### Problem
Write out the material exactly, with the pictures left out.

········

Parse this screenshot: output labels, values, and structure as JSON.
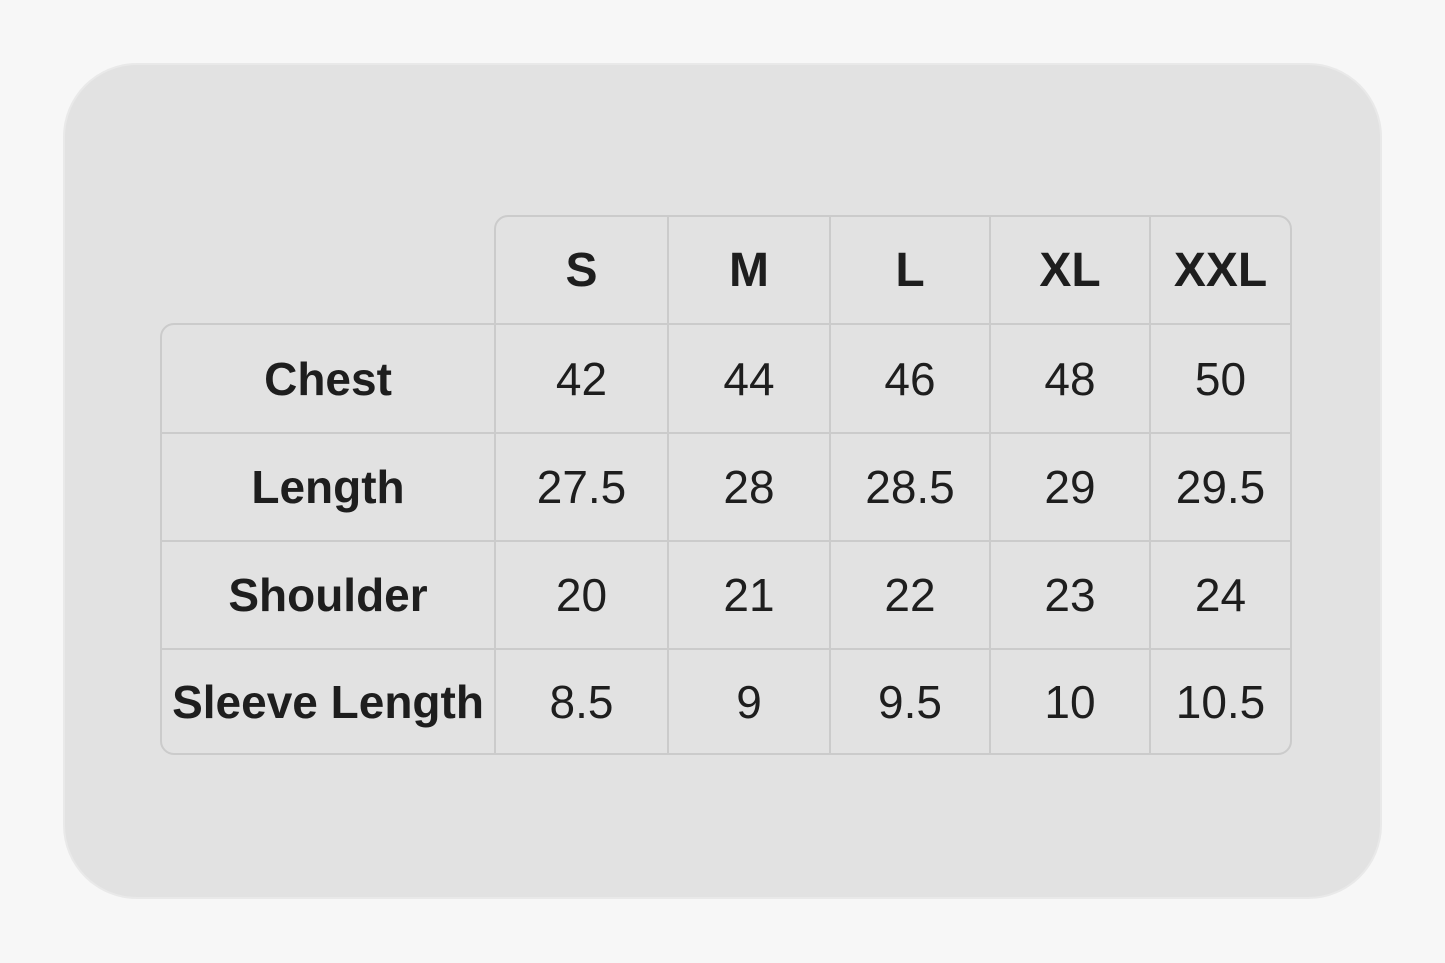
{
  "size_chart": {
    "sizes": [
      "S",
      "M",
      "L",
      "XL",
      "XXL"
    ],
    "rows": [
      {
        "label": "Chest",
        "values": [
          "42",
          "44",
          "46",
          "48",
          "50"
        ]
      },
      {
        "label": "Length",
        "values": [
          "27.5",
          "28",
          "28.5",
          "29",
          "29.5"
        ]
      },
      {
        "label": "Shoulder",
        "values": [
          "20",
          "21",
          "22",
          "23",
          "24"
        ]
      },
      {
        "label": "Sleeve Length",
        "values": [
          "8.5",
          "9",
          "9.5",
          "10",
          "10.5"
        ]
      }
    ]
  },
  "colors": {
    "page": "#f7f7f7",
    "card": "#e2e2e2",
    "border": "#cbcbcb",
    "text": "#1e1e1e"
  }
}
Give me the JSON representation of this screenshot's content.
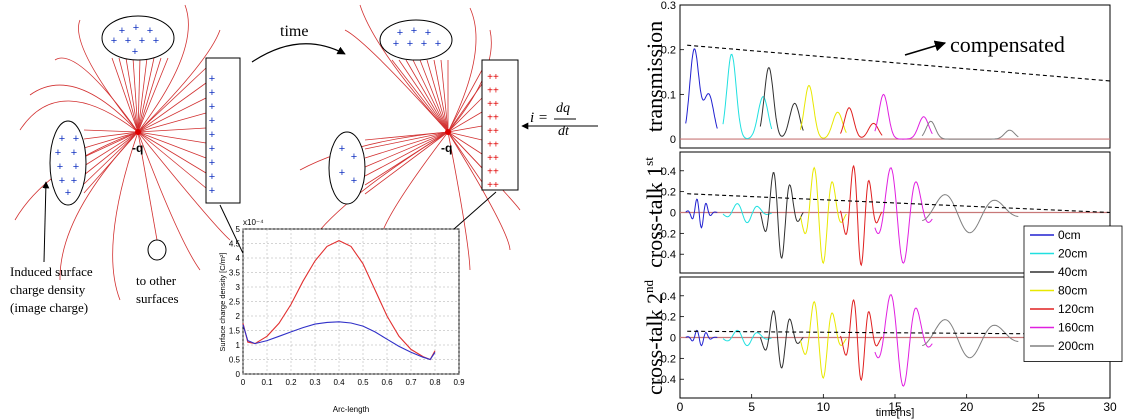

········

### Correct result
Parse this screenshot: output labels, values, and structure as JSON.
{
  "size_chart": {
    "sizes": [
      "S",
      "M",
      "L",
      "XL",
      "XXL"
    ],
    "rows": [
      {
        "label": "Chest",
        "values": [
          "42",
          "44",
          "46",
          "48",
          "50"
        ]
      },
      {
        "label": "Length",
        "values": [
          "27.5",
          "28",
          "28.5",
          "29",
          "29.5"
        ]
      },
      {
        "label": "Shoulder",
        "values": [
          "20",
          "21",
          "22",
          "23",
          "24"
        ]
      },
      {
        "label": "Sleeve Length",
        "values": [
          "8.5",
          "9",
          "9.5",
          "10",
          "10.5"
        ]
      }
    ]
  },
  "colors": {
    "page": "#f7f7f7",
    "card": "#e2e2e2",
    "border": "#cbcbcb",
    "text": "#1e1e1e"
  }
}
Give me the JSON representation of this screenshot's content.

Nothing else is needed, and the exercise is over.